(Items from a data source)
◆ ◆ ◆ ◆ ◆ ◆ ◆

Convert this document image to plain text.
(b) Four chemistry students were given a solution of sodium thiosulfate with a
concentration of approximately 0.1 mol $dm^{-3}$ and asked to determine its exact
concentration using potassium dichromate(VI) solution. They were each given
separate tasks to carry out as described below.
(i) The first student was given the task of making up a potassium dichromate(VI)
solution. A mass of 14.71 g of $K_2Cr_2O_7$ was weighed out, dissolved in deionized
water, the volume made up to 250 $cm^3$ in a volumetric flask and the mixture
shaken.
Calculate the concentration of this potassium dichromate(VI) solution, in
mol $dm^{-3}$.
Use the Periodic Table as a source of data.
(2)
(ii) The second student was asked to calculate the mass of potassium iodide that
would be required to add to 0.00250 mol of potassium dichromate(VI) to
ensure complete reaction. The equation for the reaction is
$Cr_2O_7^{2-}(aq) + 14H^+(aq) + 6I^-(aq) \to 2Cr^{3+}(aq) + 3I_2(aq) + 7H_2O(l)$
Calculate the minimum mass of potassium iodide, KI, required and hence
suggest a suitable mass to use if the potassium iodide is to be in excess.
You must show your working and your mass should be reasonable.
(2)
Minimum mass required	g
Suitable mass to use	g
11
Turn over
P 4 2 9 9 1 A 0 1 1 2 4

◆ ◆ ◆ ◆ ◆ ◆ ◆

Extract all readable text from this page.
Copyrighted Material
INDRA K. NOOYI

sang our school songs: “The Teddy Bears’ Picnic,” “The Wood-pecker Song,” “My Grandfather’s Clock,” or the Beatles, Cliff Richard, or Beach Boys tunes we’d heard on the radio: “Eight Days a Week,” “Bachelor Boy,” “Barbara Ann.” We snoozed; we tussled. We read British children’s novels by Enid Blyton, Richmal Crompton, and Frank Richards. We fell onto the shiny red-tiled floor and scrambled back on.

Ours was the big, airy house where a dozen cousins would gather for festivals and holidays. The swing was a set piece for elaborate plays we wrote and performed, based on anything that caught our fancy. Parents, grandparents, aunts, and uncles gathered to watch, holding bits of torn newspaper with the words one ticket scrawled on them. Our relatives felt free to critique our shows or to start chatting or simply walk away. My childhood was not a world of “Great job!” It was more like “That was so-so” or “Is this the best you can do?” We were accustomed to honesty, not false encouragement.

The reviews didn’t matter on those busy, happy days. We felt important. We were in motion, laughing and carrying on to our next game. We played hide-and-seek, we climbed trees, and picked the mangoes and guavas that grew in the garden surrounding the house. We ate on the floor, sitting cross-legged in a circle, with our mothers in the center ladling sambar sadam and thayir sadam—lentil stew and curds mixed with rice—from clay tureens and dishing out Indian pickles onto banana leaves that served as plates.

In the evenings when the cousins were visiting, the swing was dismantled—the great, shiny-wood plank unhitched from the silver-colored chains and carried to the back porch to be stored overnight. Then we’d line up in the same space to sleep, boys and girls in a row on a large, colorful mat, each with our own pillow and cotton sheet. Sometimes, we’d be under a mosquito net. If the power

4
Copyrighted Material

◆ ◆ ◆ ◆ ◆ ◆ ◆

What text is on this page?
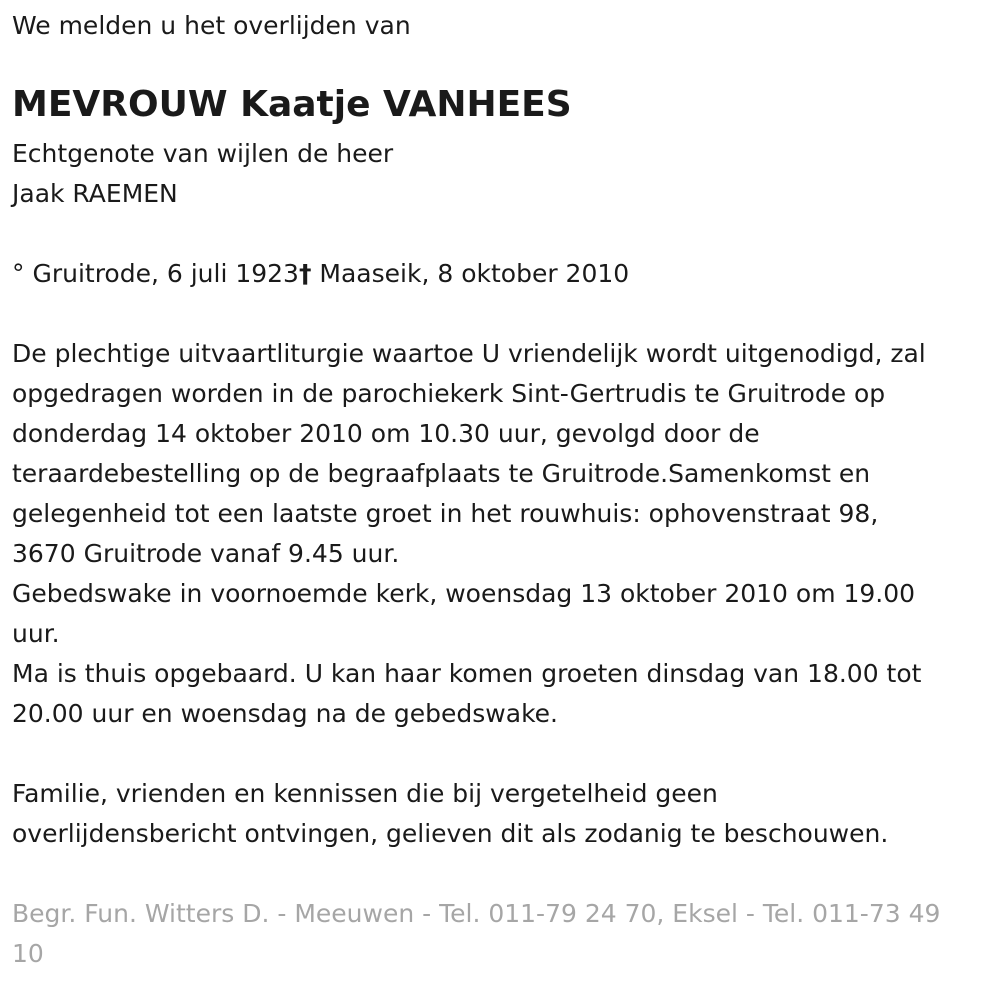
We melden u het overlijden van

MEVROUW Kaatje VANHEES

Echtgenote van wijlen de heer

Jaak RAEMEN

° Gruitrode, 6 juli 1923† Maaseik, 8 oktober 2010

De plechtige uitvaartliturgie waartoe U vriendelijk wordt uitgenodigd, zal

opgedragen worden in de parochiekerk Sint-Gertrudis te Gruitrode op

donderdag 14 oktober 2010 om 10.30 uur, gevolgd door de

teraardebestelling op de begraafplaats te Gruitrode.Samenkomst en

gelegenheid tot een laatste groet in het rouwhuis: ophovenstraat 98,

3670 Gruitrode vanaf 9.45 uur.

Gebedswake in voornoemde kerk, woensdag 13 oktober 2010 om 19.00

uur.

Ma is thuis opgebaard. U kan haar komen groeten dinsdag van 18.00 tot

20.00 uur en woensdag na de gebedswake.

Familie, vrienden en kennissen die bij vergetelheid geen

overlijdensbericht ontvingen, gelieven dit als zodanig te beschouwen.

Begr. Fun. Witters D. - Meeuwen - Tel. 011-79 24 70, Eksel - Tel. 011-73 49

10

◆ ◆ ◆ ◆ ◆ ◆ ◆

Take every line containing the word "concentration" and copy it.

**Output below**
concentration of approximately 0.1 mol $dm^{-3}$ and asked to determine its exact
concentration using potassium dichromate(VI) solution. They were each given
Calculate the concentration of this potassium dichromate(VI) solution, in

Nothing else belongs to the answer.